◆ Records
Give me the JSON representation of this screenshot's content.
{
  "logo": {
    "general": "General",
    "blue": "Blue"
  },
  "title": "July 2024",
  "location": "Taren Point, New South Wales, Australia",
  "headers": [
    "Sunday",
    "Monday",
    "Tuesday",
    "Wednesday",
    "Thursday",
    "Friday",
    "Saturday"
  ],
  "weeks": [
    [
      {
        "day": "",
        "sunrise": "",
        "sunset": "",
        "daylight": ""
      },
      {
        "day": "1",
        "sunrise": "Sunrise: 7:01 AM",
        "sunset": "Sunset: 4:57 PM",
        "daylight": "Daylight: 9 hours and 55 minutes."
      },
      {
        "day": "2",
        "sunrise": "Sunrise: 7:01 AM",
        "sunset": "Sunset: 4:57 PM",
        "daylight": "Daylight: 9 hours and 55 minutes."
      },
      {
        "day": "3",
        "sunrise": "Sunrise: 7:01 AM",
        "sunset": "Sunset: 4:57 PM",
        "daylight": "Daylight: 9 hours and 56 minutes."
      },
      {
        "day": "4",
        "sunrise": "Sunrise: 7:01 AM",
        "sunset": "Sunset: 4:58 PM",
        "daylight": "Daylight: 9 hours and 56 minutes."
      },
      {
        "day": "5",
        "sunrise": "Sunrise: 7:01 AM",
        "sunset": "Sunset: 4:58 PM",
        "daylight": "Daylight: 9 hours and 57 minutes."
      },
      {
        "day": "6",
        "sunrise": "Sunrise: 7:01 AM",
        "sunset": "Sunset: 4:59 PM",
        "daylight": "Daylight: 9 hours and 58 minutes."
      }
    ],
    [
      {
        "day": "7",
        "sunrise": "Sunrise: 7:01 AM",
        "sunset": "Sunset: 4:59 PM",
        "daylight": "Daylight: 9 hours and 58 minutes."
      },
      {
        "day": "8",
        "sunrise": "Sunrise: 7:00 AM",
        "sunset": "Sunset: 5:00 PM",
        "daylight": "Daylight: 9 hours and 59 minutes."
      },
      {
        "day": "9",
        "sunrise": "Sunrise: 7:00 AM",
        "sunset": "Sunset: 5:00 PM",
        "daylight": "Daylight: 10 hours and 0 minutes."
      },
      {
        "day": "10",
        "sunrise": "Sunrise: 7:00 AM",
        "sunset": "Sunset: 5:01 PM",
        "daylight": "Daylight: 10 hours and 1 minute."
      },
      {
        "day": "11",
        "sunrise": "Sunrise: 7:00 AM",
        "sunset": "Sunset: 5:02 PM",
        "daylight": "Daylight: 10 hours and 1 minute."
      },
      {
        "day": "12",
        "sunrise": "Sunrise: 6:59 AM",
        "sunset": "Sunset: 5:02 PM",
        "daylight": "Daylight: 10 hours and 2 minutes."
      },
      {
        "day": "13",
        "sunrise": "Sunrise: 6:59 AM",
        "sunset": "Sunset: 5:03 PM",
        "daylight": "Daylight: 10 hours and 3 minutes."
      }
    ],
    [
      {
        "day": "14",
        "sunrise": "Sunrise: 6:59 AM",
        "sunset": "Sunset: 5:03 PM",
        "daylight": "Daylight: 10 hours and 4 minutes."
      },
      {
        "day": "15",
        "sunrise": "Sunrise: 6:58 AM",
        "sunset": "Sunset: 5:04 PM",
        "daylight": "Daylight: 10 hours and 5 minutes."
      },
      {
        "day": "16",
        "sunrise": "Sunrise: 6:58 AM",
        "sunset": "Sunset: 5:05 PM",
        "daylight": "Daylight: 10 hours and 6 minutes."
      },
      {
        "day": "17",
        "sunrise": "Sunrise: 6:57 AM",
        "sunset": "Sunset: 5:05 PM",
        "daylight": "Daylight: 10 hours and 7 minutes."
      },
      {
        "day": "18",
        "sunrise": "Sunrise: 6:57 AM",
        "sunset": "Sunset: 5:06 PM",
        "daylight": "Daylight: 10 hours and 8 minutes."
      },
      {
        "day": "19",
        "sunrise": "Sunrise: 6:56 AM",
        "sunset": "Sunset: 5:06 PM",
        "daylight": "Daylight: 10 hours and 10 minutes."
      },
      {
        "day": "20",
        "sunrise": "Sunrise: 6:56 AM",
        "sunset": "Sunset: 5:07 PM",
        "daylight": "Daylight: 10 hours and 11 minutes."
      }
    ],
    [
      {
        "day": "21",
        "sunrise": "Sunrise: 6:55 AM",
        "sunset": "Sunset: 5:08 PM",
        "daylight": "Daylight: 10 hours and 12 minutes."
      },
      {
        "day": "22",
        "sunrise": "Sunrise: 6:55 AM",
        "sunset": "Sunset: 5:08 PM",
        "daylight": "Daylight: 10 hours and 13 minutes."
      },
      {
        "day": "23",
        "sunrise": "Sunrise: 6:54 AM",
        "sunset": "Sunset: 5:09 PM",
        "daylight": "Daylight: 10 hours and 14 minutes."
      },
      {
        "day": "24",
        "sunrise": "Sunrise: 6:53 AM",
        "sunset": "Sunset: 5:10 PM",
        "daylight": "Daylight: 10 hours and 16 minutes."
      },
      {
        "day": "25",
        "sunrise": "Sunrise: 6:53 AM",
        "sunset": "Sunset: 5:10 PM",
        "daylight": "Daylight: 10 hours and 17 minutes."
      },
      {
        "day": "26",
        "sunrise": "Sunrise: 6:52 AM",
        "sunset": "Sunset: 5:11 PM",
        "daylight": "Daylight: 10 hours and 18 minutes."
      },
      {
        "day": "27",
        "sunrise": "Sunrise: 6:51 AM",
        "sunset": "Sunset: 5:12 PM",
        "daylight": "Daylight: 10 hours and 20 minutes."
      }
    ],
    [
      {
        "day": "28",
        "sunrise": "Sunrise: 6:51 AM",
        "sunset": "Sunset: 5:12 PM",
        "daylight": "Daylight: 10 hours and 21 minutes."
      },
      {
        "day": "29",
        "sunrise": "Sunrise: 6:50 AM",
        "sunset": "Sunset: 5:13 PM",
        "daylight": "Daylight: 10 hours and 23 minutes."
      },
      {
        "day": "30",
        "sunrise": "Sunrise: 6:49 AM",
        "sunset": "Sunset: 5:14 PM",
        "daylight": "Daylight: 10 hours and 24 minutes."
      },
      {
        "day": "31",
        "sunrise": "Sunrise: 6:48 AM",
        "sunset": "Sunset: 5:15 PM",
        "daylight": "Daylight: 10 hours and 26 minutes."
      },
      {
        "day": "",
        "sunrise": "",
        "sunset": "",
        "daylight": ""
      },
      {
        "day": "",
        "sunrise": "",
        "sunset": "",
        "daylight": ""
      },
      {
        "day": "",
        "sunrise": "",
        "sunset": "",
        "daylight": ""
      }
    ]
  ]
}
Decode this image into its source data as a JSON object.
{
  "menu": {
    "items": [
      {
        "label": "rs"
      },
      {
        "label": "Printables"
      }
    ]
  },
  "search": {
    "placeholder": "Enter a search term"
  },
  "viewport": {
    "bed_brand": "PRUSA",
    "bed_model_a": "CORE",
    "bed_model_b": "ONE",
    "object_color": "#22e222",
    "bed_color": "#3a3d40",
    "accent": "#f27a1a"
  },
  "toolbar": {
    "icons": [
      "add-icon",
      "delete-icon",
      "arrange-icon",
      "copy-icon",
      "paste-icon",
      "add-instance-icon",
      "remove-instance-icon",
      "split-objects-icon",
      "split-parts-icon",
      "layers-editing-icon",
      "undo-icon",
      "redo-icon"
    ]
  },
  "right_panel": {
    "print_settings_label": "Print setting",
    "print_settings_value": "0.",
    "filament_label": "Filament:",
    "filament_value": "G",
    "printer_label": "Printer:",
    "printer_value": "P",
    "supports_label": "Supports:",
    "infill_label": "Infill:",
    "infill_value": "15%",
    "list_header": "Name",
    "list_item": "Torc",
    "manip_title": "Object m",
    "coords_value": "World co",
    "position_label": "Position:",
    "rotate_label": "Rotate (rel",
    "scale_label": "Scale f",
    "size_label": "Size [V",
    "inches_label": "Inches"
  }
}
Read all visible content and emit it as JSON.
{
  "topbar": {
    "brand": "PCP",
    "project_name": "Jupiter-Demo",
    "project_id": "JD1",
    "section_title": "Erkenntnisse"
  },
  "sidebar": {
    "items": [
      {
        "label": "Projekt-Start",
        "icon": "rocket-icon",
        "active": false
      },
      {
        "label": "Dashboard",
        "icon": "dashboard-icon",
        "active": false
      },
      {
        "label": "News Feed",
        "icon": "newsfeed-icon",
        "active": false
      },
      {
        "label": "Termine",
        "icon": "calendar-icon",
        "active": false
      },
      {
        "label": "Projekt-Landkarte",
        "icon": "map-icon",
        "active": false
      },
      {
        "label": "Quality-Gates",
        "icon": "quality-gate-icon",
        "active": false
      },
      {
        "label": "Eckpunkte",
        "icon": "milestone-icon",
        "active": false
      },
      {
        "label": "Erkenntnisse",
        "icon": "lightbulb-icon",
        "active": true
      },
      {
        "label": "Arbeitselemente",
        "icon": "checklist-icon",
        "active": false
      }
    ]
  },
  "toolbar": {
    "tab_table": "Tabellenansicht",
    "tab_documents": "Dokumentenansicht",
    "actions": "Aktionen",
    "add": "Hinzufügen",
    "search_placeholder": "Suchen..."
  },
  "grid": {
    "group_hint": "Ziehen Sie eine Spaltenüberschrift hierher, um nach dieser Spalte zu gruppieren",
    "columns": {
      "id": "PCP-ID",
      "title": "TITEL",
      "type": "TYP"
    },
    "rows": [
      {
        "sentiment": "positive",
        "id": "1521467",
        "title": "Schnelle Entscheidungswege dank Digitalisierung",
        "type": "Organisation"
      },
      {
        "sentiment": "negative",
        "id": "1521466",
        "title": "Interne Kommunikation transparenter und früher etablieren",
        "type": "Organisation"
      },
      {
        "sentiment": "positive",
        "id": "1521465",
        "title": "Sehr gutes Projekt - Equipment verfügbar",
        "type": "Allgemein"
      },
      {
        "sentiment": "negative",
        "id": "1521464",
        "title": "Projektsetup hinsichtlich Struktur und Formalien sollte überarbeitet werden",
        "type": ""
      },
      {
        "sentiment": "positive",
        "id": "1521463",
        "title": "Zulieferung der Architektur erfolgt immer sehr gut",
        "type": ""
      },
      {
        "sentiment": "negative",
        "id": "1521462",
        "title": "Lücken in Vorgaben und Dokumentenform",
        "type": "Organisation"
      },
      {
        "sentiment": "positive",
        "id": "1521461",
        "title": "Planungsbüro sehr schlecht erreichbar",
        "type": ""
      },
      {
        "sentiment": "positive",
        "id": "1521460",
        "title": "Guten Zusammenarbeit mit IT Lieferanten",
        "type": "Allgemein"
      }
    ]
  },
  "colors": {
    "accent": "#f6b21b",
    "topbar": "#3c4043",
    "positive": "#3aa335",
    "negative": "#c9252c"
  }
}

◆ Exercise objective
What is the number of lines in the listing that include the word "split"? Give that number and nothing else.

◆ Output
2